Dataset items
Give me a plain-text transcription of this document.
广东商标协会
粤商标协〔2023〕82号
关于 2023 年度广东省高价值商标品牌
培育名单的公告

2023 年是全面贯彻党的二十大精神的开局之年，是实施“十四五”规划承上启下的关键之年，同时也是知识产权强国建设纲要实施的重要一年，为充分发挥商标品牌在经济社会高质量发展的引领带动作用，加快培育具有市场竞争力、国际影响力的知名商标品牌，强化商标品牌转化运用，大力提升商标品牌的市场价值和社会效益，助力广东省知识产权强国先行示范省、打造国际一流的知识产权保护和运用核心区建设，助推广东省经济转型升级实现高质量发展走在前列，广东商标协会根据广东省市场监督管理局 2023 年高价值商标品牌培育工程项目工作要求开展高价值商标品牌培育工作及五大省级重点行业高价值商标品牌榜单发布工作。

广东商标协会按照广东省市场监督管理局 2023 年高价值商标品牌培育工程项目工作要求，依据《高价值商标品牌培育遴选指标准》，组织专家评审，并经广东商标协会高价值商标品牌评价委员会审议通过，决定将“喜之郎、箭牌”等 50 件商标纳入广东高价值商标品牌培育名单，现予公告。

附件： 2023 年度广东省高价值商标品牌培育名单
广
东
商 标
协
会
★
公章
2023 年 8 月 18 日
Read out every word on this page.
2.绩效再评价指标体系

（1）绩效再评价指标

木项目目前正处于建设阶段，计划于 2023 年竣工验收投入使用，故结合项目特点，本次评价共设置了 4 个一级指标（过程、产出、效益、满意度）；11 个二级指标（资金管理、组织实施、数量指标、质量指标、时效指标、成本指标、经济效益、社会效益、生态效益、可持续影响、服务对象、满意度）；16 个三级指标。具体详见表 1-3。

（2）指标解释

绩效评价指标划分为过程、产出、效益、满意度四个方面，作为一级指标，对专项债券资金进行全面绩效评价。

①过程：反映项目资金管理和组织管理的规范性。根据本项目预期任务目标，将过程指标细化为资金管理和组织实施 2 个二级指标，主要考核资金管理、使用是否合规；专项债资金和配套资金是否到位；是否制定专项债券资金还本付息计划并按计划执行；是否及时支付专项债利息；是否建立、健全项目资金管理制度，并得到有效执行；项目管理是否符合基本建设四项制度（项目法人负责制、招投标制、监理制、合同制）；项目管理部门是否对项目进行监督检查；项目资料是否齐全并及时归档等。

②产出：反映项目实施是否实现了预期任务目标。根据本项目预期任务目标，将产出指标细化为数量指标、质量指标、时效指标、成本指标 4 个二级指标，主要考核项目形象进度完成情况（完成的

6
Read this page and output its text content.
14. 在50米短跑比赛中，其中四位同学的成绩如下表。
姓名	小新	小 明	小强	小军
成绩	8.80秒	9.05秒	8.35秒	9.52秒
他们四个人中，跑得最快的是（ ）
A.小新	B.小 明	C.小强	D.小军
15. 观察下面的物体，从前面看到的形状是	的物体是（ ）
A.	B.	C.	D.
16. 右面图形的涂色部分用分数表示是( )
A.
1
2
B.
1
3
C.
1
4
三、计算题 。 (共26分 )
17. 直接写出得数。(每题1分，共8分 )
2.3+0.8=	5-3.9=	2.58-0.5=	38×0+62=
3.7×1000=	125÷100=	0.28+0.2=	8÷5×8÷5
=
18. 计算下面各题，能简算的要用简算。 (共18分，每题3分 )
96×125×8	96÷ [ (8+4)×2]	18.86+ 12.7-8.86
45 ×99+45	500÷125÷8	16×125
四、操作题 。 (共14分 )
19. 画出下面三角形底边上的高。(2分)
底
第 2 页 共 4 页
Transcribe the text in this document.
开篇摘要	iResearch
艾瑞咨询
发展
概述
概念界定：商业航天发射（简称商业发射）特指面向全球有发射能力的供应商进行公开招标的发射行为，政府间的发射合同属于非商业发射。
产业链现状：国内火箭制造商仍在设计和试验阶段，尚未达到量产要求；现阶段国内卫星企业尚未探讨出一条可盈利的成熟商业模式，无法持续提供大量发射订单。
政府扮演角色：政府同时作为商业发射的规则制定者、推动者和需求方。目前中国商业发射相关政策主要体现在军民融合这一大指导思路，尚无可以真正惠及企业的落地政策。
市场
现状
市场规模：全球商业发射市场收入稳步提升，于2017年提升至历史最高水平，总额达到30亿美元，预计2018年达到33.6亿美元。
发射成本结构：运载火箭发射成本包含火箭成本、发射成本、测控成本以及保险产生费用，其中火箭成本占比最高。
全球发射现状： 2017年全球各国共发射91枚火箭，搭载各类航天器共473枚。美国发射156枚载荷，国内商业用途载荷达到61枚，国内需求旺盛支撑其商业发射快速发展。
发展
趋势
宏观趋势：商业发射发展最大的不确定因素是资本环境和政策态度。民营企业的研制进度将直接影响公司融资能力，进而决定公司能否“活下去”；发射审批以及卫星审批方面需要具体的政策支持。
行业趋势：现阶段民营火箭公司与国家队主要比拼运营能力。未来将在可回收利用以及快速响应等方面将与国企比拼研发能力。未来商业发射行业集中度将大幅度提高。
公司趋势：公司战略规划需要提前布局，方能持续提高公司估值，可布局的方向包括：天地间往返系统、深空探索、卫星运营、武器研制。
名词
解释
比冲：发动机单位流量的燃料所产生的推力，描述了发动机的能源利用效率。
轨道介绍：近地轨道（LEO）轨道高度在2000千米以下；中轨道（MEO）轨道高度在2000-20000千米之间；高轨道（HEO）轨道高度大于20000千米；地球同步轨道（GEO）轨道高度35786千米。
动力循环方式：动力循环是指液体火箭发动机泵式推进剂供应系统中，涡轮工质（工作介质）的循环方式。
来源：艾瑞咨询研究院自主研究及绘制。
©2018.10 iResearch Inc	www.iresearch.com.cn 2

§ YOUR OBJECTIVE: Scan the material line by line and report each one that contains "this".

§ REPLY:
Give me a plain-text transcription of this document.
Read out every word on this page.
Read this page and output its text content.
Transcribe the text in this document.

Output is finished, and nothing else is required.